Exercise directions -
Say how many lines include the word "What", using only a number.

Data entries:

[Start]

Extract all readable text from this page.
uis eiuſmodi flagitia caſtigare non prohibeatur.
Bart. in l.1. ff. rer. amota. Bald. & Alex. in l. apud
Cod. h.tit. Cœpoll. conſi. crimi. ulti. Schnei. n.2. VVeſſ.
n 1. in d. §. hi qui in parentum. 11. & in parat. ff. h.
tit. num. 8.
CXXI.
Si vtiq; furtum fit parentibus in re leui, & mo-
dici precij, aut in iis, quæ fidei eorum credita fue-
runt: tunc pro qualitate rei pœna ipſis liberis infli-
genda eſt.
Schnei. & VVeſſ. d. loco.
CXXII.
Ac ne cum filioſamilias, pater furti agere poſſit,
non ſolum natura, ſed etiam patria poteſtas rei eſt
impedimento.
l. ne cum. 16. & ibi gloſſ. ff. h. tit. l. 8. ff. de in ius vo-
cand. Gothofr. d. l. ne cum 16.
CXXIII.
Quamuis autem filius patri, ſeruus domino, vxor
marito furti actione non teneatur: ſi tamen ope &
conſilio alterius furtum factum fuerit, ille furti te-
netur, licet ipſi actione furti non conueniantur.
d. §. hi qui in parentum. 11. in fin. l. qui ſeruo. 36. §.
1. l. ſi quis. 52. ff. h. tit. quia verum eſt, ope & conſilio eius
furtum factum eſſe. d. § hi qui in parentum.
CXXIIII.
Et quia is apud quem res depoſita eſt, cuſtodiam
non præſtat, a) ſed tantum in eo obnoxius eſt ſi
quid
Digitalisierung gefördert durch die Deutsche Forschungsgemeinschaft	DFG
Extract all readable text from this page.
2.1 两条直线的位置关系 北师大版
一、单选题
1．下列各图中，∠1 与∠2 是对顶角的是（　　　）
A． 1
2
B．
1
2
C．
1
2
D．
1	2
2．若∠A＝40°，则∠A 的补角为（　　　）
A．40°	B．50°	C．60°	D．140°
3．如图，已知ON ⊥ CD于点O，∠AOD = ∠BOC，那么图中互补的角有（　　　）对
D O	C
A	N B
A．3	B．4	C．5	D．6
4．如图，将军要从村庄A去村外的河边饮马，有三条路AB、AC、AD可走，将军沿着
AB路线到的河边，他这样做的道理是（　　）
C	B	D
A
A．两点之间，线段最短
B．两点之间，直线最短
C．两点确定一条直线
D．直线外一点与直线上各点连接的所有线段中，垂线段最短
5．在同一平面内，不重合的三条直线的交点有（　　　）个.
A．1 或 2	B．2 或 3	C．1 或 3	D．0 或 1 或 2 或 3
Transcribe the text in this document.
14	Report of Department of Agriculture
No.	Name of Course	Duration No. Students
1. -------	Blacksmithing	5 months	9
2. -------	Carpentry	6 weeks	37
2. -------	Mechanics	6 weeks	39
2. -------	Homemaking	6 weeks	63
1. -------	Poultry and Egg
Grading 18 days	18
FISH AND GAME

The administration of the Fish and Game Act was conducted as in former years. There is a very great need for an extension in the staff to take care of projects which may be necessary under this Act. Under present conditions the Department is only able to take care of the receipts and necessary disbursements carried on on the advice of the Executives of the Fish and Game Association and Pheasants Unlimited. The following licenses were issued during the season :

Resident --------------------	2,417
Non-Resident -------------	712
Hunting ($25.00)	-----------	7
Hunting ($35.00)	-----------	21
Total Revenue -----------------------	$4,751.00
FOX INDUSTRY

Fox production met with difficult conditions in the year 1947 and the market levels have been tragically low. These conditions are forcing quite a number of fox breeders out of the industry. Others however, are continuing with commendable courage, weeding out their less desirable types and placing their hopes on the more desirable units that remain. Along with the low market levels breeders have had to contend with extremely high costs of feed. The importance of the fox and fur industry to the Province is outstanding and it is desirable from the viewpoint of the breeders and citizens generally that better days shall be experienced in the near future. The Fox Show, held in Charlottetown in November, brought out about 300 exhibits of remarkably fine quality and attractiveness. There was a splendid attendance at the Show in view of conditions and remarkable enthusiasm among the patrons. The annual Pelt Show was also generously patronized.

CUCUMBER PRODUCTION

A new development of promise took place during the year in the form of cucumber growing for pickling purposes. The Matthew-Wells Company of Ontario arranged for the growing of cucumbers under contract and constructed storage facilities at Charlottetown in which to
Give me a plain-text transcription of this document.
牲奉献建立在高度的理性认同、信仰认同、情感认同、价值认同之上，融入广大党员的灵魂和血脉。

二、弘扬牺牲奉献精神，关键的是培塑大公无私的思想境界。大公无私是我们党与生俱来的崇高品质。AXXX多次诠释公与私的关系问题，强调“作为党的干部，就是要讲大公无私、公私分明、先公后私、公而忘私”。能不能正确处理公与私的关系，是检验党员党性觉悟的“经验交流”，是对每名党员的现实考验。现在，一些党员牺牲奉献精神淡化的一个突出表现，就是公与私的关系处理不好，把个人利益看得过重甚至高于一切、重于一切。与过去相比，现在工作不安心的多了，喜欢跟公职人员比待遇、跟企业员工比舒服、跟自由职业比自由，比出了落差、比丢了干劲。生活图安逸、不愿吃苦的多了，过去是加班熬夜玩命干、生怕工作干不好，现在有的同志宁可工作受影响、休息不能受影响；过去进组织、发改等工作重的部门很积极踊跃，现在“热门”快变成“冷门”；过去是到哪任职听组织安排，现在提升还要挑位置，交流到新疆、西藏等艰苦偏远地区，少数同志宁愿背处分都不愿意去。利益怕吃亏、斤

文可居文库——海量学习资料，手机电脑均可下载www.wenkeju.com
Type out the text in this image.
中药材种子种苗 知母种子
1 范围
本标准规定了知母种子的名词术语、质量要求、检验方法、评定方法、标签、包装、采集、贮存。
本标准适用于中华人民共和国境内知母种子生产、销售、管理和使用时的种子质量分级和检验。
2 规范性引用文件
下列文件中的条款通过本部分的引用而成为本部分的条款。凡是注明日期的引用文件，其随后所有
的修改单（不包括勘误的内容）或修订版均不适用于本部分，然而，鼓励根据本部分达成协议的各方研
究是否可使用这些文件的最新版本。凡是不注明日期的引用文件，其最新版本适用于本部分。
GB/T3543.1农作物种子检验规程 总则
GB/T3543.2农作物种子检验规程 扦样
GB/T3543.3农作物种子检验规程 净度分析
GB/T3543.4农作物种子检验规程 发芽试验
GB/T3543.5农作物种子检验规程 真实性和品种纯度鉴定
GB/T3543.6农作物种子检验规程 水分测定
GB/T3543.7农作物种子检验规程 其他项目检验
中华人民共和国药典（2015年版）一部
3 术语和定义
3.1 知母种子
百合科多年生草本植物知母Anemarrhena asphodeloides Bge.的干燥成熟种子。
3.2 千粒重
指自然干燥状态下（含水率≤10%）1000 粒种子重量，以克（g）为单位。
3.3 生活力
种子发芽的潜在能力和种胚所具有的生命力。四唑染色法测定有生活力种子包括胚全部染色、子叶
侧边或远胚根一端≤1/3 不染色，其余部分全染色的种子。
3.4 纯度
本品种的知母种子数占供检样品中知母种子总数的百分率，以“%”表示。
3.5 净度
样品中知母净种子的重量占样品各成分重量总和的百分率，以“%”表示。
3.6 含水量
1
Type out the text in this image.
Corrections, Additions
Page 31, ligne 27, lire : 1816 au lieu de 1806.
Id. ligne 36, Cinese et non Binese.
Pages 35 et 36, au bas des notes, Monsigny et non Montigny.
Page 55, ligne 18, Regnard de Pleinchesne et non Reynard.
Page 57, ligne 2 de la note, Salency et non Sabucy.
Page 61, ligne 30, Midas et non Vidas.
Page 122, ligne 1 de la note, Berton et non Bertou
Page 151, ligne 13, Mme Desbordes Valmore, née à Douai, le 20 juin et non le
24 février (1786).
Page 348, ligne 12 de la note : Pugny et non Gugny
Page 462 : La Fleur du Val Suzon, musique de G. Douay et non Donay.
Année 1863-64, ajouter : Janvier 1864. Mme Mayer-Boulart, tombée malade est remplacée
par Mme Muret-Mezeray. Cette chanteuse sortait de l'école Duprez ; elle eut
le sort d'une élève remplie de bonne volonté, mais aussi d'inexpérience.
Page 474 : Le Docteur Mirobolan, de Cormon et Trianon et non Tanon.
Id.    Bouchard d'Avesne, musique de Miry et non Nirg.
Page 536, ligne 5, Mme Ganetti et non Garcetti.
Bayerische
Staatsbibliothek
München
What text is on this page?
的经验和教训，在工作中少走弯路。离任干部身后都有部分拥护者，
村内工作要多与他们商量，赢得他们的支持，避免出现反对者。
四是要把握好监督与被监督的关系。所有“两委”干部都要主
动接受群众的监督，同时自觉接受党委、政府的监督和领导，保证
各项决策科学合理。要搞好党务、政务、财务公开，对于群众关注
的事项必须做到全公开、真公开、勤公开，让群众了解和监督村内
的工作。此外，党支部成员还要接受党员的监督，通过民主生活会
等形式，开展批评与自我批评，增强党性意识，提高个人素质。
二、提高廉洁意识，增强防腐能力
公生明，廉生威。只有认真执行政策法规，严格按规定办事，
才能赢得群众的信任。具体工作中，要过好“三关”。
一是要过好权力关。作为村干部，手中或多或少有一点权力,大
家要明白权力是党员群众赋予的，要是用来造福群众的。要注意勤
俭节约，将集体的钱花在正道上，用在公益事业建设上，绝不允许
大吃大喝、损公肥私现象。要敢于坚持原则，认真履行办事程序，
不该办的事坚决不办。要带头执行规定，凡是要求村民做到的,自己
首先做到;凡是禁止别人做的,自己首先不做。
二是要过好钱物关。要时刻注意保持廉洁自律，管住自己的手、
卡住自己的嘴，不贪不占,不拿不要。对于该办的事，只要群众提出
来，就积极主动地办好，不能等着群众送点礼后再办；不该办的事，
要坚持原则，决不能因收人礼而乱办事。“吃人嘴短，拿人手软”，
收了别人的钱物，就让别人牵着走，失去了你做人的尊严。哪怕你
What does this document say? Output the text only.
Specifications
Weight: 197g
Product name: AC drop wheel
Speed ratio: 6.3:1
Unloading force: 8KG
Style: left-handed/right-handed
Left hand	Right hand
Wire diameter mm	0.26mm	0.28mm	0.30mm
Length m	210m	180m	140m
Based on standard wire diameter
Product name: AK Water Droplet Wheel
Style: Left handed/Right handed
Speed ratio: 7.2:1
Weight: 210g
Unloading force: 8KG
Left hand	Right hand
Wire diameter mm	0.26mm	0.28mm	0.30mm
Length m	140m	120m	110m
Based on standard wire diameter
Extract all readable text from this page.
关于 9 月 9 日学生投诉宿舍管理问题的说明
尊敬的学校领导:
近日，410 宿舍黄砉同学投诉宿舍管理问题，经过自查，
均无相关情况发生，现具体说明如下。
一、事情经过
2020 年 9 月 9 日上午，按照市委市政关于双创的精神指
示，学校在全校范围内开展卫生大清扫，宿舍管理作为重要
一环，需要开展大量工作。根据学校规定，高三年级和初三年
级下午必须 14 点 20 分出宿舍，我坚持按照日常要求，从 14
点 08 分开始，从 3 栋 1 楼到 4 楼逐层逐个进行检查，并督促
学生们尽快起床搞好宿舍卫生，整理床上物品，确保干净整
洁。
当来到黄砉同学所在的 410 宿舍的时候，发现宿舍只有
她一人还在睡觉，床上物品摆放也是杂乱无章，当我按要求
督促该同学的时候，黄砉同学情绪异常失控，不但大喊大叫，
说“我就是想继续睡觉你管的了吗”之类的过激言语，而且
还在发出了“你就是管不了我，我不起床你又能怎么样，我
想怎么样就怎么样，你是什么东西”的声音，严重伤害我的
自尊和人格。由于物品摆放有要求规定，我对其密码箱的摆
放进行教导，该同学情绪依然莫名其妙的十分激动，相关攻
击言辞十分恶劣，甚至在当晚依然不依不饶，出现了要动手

[End]

Task solution -
2